DIRECTIONS:
Figure out how many lines of the material below contain the word "Moirans". Answer with the number only.

Data extracted from a collection
■ ■ ■ ■ ■ ■ ■
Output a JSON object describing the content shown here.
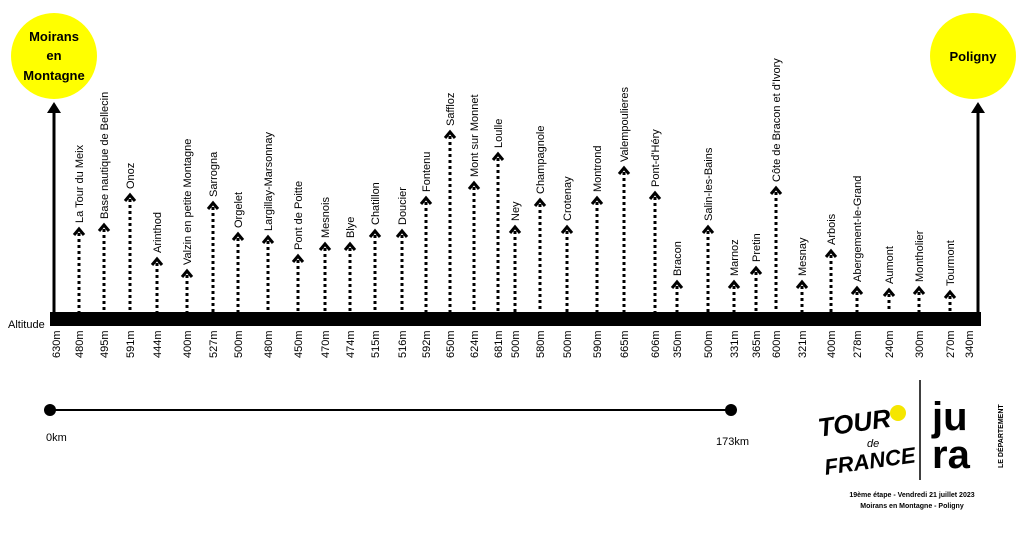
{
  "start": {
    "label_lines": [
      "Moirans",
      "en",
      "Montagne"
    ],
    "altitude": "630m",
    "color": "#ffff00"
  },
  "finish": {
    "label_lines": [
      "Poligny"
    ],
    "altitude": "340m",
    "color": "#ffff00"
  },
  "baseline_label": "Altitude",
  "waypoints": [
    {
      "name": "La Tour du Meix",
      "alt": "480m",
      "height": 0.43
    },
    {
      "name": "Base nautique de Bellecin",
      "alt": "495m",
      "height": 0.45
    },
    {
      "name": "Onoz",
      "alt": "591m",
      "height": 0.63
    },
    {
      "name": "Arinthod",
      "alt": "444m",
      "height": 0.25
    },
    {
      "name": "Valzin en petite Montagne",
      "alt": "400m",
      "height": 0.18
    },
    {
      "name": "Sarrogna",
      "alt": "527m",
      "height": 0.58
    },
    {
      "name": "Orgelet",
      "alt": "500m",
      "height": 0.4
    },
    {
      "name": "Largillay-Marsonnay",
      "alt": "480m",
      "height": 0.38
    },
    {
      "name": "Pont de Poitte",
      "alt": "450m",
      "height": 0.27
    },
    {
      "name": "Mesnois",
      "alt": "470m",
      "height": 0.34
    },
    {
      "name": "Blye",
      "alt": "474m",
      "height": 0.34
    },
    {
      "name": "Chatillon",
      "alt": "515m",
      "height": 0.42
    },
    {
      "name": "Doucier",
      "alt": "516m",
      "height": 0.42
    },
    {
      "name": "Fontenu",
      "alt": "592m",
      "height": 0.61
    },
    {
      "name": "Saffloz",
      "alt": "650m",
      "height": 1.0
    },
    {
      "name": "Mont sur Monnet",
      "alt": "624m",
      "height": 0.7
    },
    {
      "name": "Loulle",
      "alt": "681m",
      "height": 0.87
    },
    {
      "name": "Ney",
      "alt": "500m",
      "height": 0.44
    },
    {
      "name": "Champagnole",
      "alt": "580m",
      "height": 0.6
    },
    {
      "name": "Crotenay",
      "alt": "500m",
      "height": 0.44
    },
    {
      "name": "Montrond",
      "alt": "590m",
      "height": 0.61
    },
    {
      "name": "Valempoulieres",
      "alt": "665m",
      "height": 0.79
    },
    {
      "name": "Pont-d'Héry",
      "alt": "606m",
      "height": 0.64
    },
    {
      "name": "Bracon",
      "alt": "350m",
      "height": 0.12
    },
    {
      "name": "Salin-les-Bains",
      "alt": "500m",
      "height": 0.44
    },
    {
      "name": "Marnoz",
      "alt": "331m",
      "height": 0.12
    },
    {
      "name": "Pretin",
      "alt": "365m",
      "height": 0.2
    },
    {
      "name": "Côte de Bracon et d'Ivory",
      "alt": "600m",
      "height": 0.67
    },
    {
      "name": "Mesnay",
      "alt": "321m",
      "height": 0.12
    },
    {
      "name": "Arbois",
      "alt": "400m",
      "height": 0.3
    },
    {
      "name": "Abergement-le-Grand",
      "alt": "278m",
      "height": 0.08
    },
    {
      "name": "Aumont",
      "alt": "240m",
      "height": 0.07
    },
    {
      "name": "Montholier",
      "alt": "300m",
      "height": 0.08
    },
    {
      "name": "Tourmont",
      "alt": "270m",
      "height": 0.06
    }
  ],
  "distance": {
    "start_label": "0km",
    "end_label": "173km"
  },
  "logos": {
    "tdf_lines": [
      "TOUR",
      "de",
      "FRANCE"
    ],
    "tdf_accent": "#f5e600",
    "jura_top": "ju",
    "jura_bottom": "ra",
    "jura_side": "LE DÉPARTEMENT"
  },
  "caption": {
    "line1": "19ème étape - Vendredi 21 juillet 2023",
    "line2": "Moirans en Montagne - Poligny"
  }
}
■ ■ ■ ■ ■ ■ ■
THE REPLY:
2